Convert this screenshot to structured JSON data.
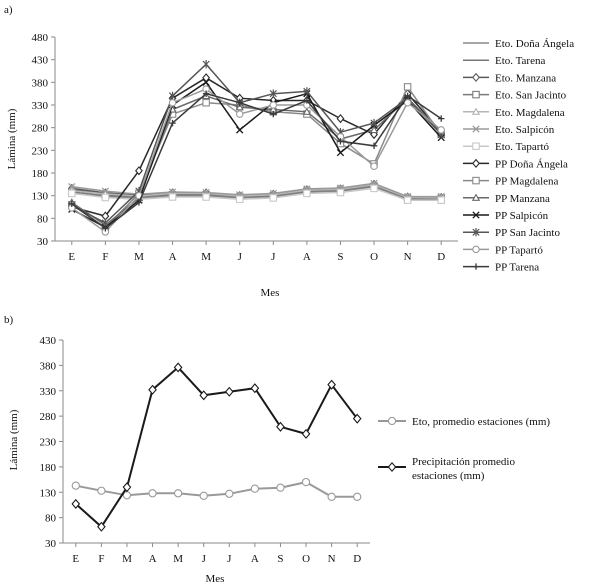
{
  "chart_data": [
    {
      "panel_label": "a)",
      "type": "line",
      "xlabel": "Mes",
      "ylabel": "Lámina (mm)",
      "ylim": [
        30,
        480
      ],
      "yticks": [
        30,
        80,
        130,
        180,
        230,
        280,
        330,
        380,
        430,
        480
      ],
      "categories": [
        "E",
        "F",
        "M",
        "A",
        "M",
        "J",
        "J",
        "A",
        "S",
        "O",
        "N",
        "D"
      ],
      "grid": false,
      "legend_position": "right",
      "series": [
        {
          "name": "Eto. Doña Ángela",
          "color": "#8a8a8a",
          "marker": "none",
          "values": [
            140,
            128,
            125,
            130,
            130,
            125,
            128,
            138,
            140,
            150,
            122,
            122
          ]
        },
        {
          "name": "Eto. Tarena",
          "color": "#777777",
          "marker": "none",
          "values": [
            143,
            133,
            128,
            133,
            133,
            128,
            131,
            141,
            143,
            153,
            124,
            124
          ]
        },
        {
          "name": "Eto. Manzana",
          "color": "#5a5a5a",
          "marker": "diamond",
          "values": [
            146,
            136,
            131,
            136,
            136,
            130,
            133,
            143,
            145,
            155,
            127,
            126
          ]
        },
        {
          "name": "Eto. San Jacinto",
          "color": "#7a7a7a",
          "marker": "square",
          "values": [
            138,
            130,
            127,
            132,
            132,
            127,
            130,
            140,
            142,
            151,
            124,
            124
          ]
        },
        {
          "name": "Eto. Magdalena",
          "color": "#b5b5b5",
          "marker": "triangle",
          "values": [
            141,
            134,
            129,
            135,
            135,
            129,
            132,
            142,
            144,
            154,
            126,
            125
          ]
        },
        {
          "name": "Eto. Salpicón",
          "color": "#9a9a9a",
          "marker": "x",
          "values": [
            150,
            140,
            133,
            138,
            137,
            132,
            135,
            145,
            147,
            157,
            128,
            128
          ]
        },
        {
          "name": "Eto. Tapartó",
          "color": "#c8c8c8",
          "marker": "square",
          "values": [
            135,
            126,
            122,
            127,
            127,
            122,
            125,
            135,
            137,
            146,
            120,
            120
          ]
        },
        {
          "name": "PP Doña Ángela",
          "color": "#2a2a2a",
          "marker": "diamond",
          "values": [
            105,
            85,
            185,
            345,
            390,
            345,
            340,
            340,
            300,
            265,
            355,
            270
          ]
        },
        {
          "name": "PP Magdalena",
          "color": "#8a8a8a",
          "marker": "square",
          "values": [
            110,
            60,
            135,
            310,
            335,
            330,
            315,
            310,
            245,
            200,
            370,
            265
          ]
        },
        {
          "name": "PP Manzana",
          "color": "#6a6a6a",
          "marker": "triangle",
          "values": [
            115,
            65,
            125,
            320,
            350,
            325,
            320,
            315,
            255,
            275,
            345,
            270
          ]
        },
        {
          "name": "PP Salpicón",
          "color": "#1a1a1a",
          "marker": "x",
          "values": [
            100,
            60,
            120,
            330,
            380,
            275,
            335,
            355,
            225,
            285,
            340,
            258
          ]
        },
        {
          "name": "PP San Jacinto",
          "color": "#555555",
          "marker": "asterisk",
          "values": [
            108,
            70,
            140,
            350,
            420,
            335,
            355,
            360,
            270,
            290,
            345,
            265
          ]
        },
        {
          "name": "PP Tapartó",
          "color": "#9a9a9a",
          "marker": "circle",
          "values": [
            103,
            50,
            130,
            335,
            365,
            310,
            330,
            330,
            260,
            195,
            335,
            275
          ]
        },
        {
          "name": "PP Tarena",
          "color": "#3a3a3a",
          "marker": "plus",
          "values": [
            112,
            58,
            115,
            290,
            355,
            335,
            310,
            340,
            250,
            240,
            350,
            300
          ]
        }
      ]
    },
    {
      "panel_label": "b)",
      "type": "line",
      "xlabel": "Mes",
      "ylabel": "Lámina (mm)",
      "ylim": [
        30,
        430
      ],
      "yticks": [
        30,
        80,
        130,
        180,
        230,
        280,
        330,
        380,
        430
      ],
      "categories": [
        "E",
        "F",
        "M",
        "A",
        "M",
        "J",
        "J",
        "A",
        "S",
        "O",
        "N",
        "D"
      ],
      "grid": false,
      "legend_position": "right",
      "series": [
        {
          "name": "Eto, promedio estaciones (mm)",
          "color": "#999999",
          "marker": "circle",
          "values": [
            143,
            133,
            124,
            128,
            128,
            123,
            127,
            137,
            139,
            150,
            121,
            121
          ]
        },
        {
          "name": "Precipitación promedio estaciones (mm)",
          "color": "#1a1a1a",
          "marker": "diamond",
          "values": [
            107,
            62,
            140,
            332,
            376,
            321,
            328,
            335,
            259,
            245,
            342,
            275
          ]
        }
      ]
    }
  ]
}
════
• Problem description: In the copy, include all records verbatim but no images.

• Exercise response:
Convert this screenshot to structured JSON data.
{
  "chart_data": [
    {
      "panel_label": "a)",
      "type": "line",
      "xlabel": "Mes",
      "ylabel": "Lámina (mm)",
      "ylim": [
        30,
        480
      ],
      "yticks": [
        30,
        80,
        130,
        180,
        230,
        280,
        330,
        380,
        430,
        480
      ],
      "categories": [
        "E",
        "F",
        "M",
        "A",
        "M",
        "J",
        "J",
        "A",
        "S",
        "O",
        "N",
        "D"
      ],
      "grid": false,
      "legend_position": "right",
      "series": [
        {
          "name": "Eto. Doña Ángela",
          "color": "#8a8a8a",
          "marker": "none",
          "values": [
            140,
            128,
            125,
            130,
            130,
            125,
            128,
            138,
            140,
            150,
            122,
            122
          ]
        },
        {
          "name": "Eto. Tarena",
          "color": "#777777",
          "marker": "none",
          "values": [
            143,
            133,
            128,
            133,
            133,
            128,
            131,
            141,
            143,
            153,
            124,
            124
          ]
        },
        {
          "name": "Eto. Manzana",
          "color": "#5a5a5a",
          "marker": "diamond",
          "values": [
            146,
            136,
            131,
            136,
            136,
            130,
            133,
            143,
            145,
            155,
            127,
            126
          ]
        },
        {
          "name": "Eto. San Jacinto",
          "color": "#7a7a7a",
          "marker": "square",
          "values": [
            138,
            130,
            127,
            132,
            132,
            127,
            130,
            140,
            142,
            151,
            124,
            124
          ]
        },
        {
          "name": "Eto. Magdalena",
          "color": "#b5b5b5",
          "marker": "triangle",
          "values": [
            141,
            134,
            129,
            135,
            135,
            129,
            132,
            142,
            144,
            154,
            126,
            125
          ]
        },
        {
          "name": "Eto. Salpicón",
          "color": "#9a9a9a",
          "marker": "x",
          "values": [
            150,
            140,
            133,
            138,
            137,
            132,
            135,
            145,
            147,
            157,
            128,
            128
          ]
        },
        {
          "name": "Eto. Tapartó",
          "color": "#c8c8c8",
          "marker": "square",
          "values": [
            135,
            126,
            122,
            127,
            127,
            122,
            125,
            135,
            137,
            146,
            120,
            120
          ]
        },
        {
          "name": "PP Doña Ángela",
          "color": "#2a2a2a",
          "marker": "diamond",
          "values": [
            105,
            85,
            185,
            345,
            390,
            345,
            340,
            340,
            300,
            265,
            355,
            270
          ]
        },
        {
          "name": "PP Magdalena",
          "color": "#8a8a8a",
          "marker": "square",
          "values": [
            110,
            60,
            135,
            310,
            335,
            330,
            315,
            310,
            245,
            200,
            370,
            265
          ]
        },
        {
          "name": "PP Manzana",
          "color": "#6a6a6a",
          "marker": "triangle",
          "values": [
            115,
            65,
            125,
            320,
            350,
            325,
            320,
            315,
            255,
            275,
            345,
            270
          ]
        },
        {
          "name": "PP Salpicón",
          "color": "#1a1a1a",
          "marker": "x",
          "values": [
            100,
            60,
            120,
            330,
            380,
            275,
            335,
            355,
            225,
            285,
            340,
            258
          ]
        },
        {
          "name": "PP San Jacinto",
          "color": "#555555",
          "marker": "asterisk",
          "values": [
            108,
            70,
            140,
            350,
            420,
            335,
            355,
            360,
            270,
            290,
            345,
            265
          ]
        },
        {
          "name": "PP Tapartó",
          "color": "#9a9a9a",
          "marker": "circle",
          "values": [
            103,
            50,
            130,
            335,
            365,
            310,
            330,
            330,
            260,
            195,
            335,
            275
          ]
        },
        {
          "name": "PP Tarena",
          "color": "#3a3a3a",
          "marker": "plus",
          "values": [
            112,
            58,
            115,
            290,
            355,
            335,
            310,
            340,
            250,
            240,
            350,
            300
          ]
        }
      ]
    },
    {
      "panel_label": "b)",
      "type": "line",
      "xlabel": "Mes",
      "ylabel": "Lámina (mm)",
      "ylim": [
        30,
        430
      ],
      "yticks": [
        30,
        80,
        130,
        180,
        230,
        280,
        330,
        380,
        430
      ],
      "categories": [
        "E",
        "F",
        "M",
        "A",
        "M",
        "J",
        "J",
        "A",
        "S",
        "O",
        "N",
        "D"
      ],
      "grid": false,
      "legend_position": "right",
      "series": [
        {
          "name": "Eto, promedio estaciones (mm)",
          "color": "#999999",
          "marker": "circle",
          "values": [
            143,
            133,
            124,
            128,
            128,
            123,
            127,
            137,
            139,
            150,
            121,
            121
          ]
        },
        {
          "name": "Precipitación promedio estaciones (mm)",
          "color": "#1a1a1a",
          "marker": "diamond",
          "values": [
            107,
            62,
            140,
            332,
            376,
            321,
            328,
            335,
            259,
            245,
            342,
            275
          ]
        }
      ]
    }
  ]
}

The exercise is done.